◆ **Problem to solve**
Write out all of the data below word for word, leaving out the pictures.
#####
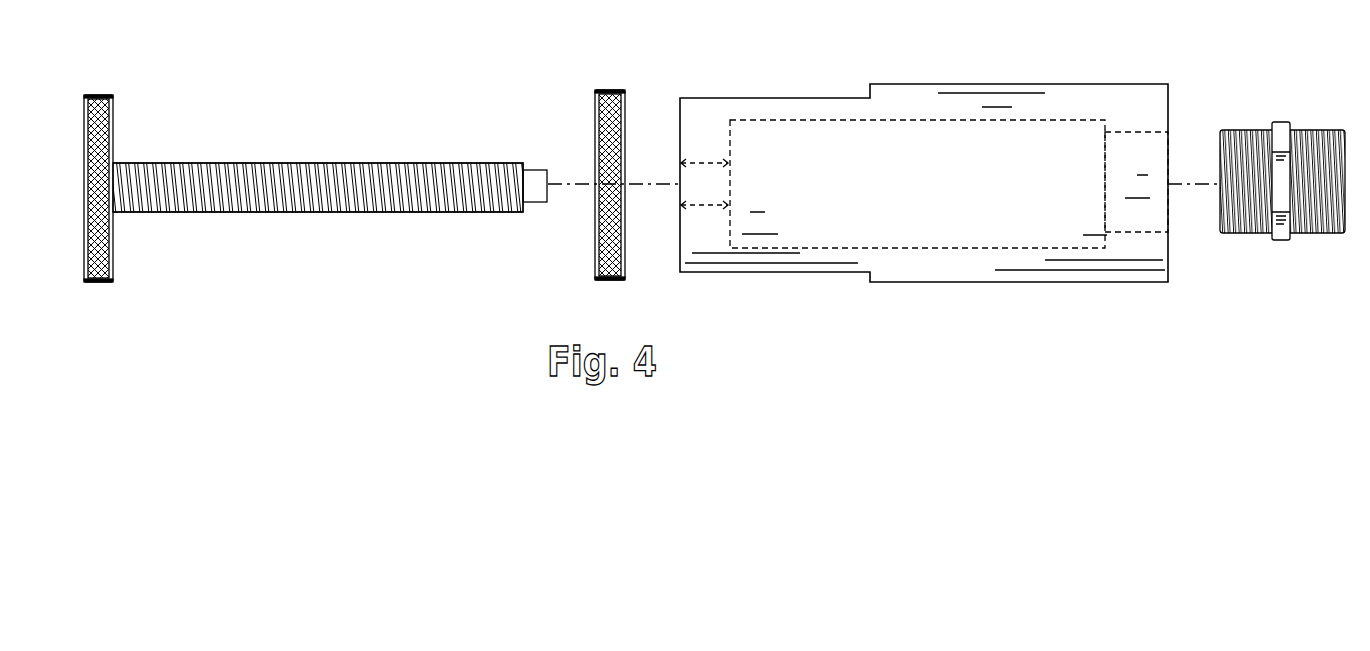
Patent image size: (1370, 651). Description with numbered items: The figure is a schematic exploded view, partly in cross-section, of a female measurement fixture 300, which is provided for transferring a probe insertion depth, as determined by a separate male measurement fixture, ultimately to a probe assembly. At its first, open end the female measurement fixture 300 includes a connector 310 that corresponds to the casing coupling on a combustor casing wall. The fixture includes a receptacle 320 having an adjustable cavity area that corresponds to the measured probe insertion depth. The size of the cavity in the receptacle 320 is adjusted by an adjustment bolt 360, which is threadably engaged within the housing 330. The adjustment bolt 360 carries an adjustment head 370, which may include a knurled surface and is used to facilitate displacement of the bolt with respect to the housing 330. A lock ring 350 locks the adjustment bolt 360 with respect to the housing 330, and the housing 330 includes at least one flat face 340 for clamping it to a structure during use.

The female measurement fixture 300 is at (924, 214).
The connector 310 is at (1287, 252).
The receptacle 320 is at (987, 214).
The housing 330 is at (931, 262).
The flat face 340 is at (759, 95).
The lock ring 350 is at (613, 284).
The adjustment bolt 360 is at (228, 216).
The adjustment head 370 is at (98, 285).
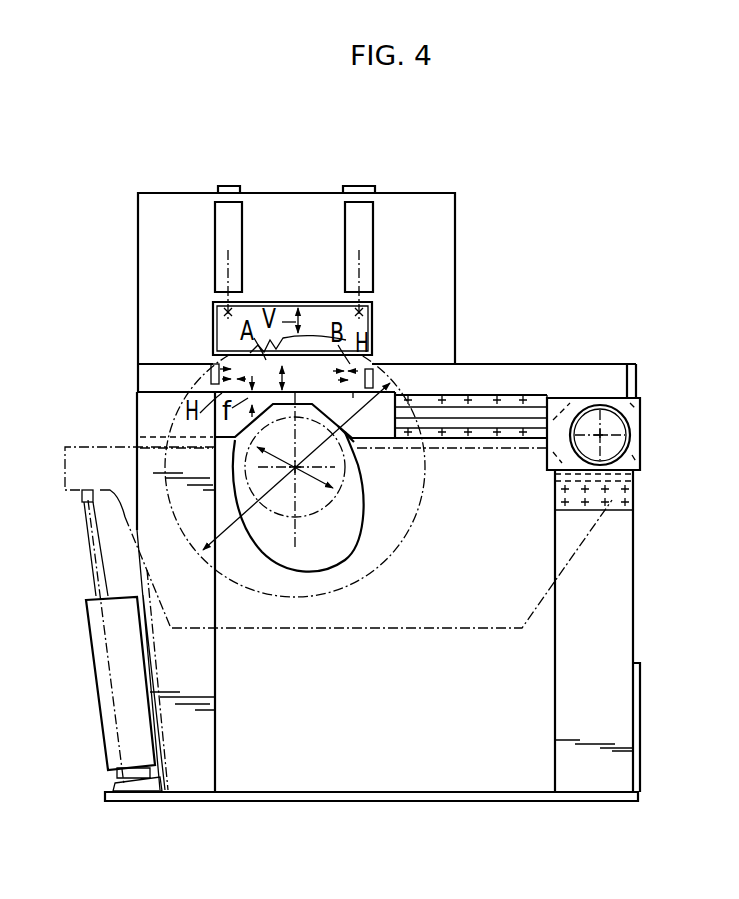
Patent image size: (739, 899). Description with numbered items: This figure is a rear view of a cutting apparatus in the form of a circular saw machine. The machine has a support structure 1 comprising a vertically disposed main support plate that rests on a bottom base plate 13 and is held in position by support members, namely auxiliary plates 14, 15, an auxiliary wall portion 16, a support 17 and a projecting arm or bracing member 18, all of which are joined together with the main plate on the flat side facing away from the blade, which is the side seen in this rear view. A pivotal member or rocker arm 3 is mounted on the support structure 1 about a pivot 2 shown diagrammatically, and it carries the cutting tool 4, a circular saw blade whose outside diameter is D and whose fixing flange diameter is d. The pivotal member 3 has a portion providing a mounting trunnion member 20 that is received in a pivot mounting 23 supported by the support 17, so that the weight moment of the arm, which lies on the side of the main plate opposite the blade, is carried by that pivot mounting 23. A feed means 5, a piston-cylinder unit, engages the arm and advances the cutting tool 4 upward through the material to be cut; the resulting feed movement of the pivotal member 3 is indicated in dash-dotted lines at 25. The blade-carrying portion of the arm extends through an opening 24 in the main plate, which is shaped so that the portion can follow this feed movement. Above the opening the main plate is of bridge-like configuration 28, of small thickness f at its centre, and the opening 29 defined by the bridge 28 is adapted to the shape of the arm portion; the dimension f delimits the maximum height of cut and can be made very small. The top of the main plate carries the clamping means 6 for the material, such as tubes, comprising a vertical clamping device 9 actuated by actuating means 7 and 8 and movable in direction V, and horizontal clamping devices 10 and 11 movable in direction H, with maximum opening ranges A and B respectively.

The support structure 1 is at (364, 806).
The pivot 2 is at (598, 432).
The pivotal member 3 is at (421, 598).
The cutting tool 4 is at (364, 567).
The feed means 5 is at (103, 739).
The clamping means 6 is at (483, 192).
The actuating means 7 is at (228, 236).
The actuating means 8 is at (353, 249).
The vertical clamping device 9 is at (222, 327).
The horizontal clamping device 10 is at (386, 366).
The horizontal clamping device 11 is at (210, 373).
The base plate 13 is at (497, 798).
The auxiliary plate 14 is at (636, 801).
The auxiliary plate 15 is at (164, 793).
The auxiliary wall portion 16 is at (205, 737).
The support 17 is at (581, 777).
The projecting arm 18 is at (484, 396).
The mounting trunnion member 20 is at (603, 412).
The pivot mounting 23 is at (641, 438).
The opening 24 is at (290, 573).
The feed movement 25 is at (307, 520).
The bridge configuration 28 is at (311, 400).
The opening 29 is at (351, 433).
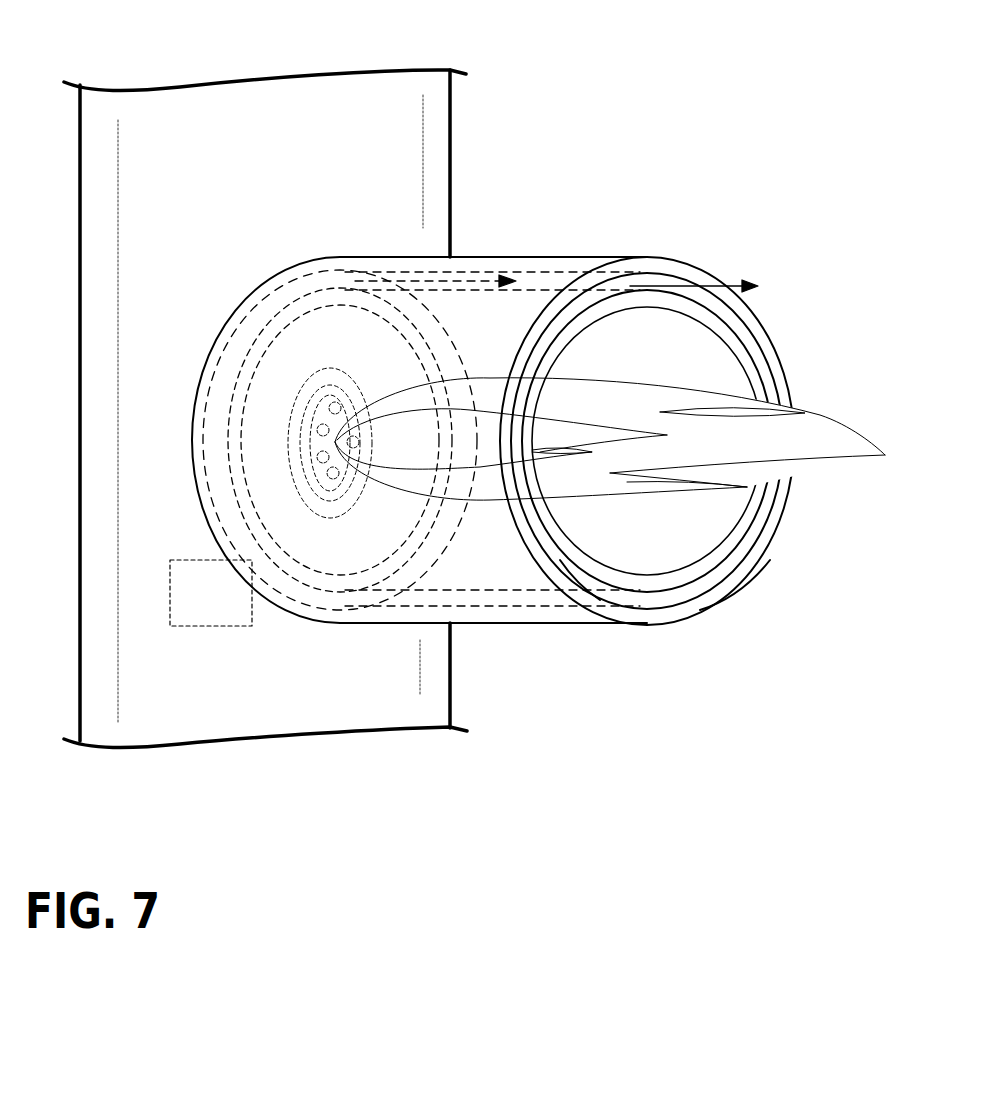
#####
◆ **Response for this exercise**
Patent image size: (1370, 651). Description with numbered items: The figure is a schematic exploded view, partly in cross-section, of a female measurement fixture 300, which is provided for transferring a probe insertion depth, as determined by a separate male measurement fixture, ultimately to a probe assembly. At its first, open end the female measurement fixture 300 includes a connector 310 that corresponds to the casing coupling on a combustor casing wall. The fixture includes a receptacle 320 having an adjustable cavity area that corresponds to the measured probe insertion depth. The size of the cavity in the receptacle 320 is adjusted by an adjustment bolt 360, which is threadably engaged within the housing 330. The adjustment bolt 360 carries an adjustment head 370, which may include a knurled surface and is used to facilitate displacement of the bolt with respect to the housing 330. A lock ring 350 locks the adjustment bolt 360 with respect to the housing 330, and the housing 330 includes at least one flat face 340 for clamping it to a structure during use.

The female measurement fixture 300 is at (924, 214).
The connector 310 is at (1287, 252).
The receptacle 320 is at (987, 214).
The housing 330 is at (931, 262).
The flat face 340 is at (759, 95).
The lock ring 350 is at (613, 284).
The adjustment bolt 360 is at (228, 216).
The adjustment head 370 is at (98, 285).
Patent image size: (739, 899). Description with numbered items: This figure is a rear view of a cutting apparatus in the form of a circular saw machine. The machine has a support structure 1 comprising a vertically disposed main support plate that rests on a bottom base plate 13 and is held in position by support members, namely auxiliary plates 14, 15, an auxiliary wall portion 16, a support 17 and a projecting arm or bracing member 18, all of which are joined together with the main plate on the flat side facing away from the blade, which is the side seen in this rear view. A pivotal member or rocker arm 3 is mounted on the support structure 1 about a pivot 2 shown diagrammatically, and it carries the cutting tool 4, a circular saw blade whose outside diameter is D and whose fixing flange diameter is d. The pivotal member 3 has a portion providing a mounting trunnion member 20 that is received in a pivot mounting 23 supported by the support 17, so that the weight moment of the arm, which lies on the side of the main plate opposite the blade, is carried by that pivot mounting 23. A feed means 5, a piston-cylinder unit, engages the arm and advances the cutting tool 4 upward through the material to be cut; the resulting feed movement of the pivotal member 3 is indicated in dash-dotted lines at 25. The blade-carrying portion of the arm extends through an opening 24 in the main plate, which is shaped so that the portion can follow this feed movement. Above the opening the main plate is of bridge-like configuration 28, of small thickness f at its centre, and the opening 29 defined by the bridge 28 is adapted to the shape of the arm portion; the dimension f delimits the maximum height of cut and can be made very small. The top of the main plate carries the clamping means 6 for the material, such as tubes, comprising a vertical clamping device 9 actuated by actuating means 7 and 8 and movable in direction V, and horizontal clamping devices 10 and 11 movable in direction H, with maximum opening ranges A and B respectively.

The support structure 1 is at (364, 806).
The pivot 2 is at (598, 432).
The pivotal member 3 is at (421, 598).
The cutting tool 4 is at (364, 567).
The feed means 5 is at (103, 739).
The clamping means 6 is at (483, 192).
The actuating means 7 is at (228, 236).
The actuating means 8 is at (353, 249).
The vertical clamping device 9 is at (222, 327).
The horizontal clamping device 10 is at (386, 366).
The horizontal clamping device 11 is at (210, 373).
The base plate 13 is at (497, 798).
The auxiliary plate 14 is at (636, 801).
The auxiliary plate 15 is at (164, 793).
The auxiliary wall portion 16 is at (205, 737).
The support 17 is at (581, 777).
The projecting arm 18 is at (484, 396).
The mounting trunnion member 20 is at (603, 412).
The pivot mounting 23 is at (641, 438).
The opening 24 is at (290, 573).
The feed movement 25 is at (307, 520).
The bridge configuration 28 is at (311, 400).
The opening 29 is at (351, 433).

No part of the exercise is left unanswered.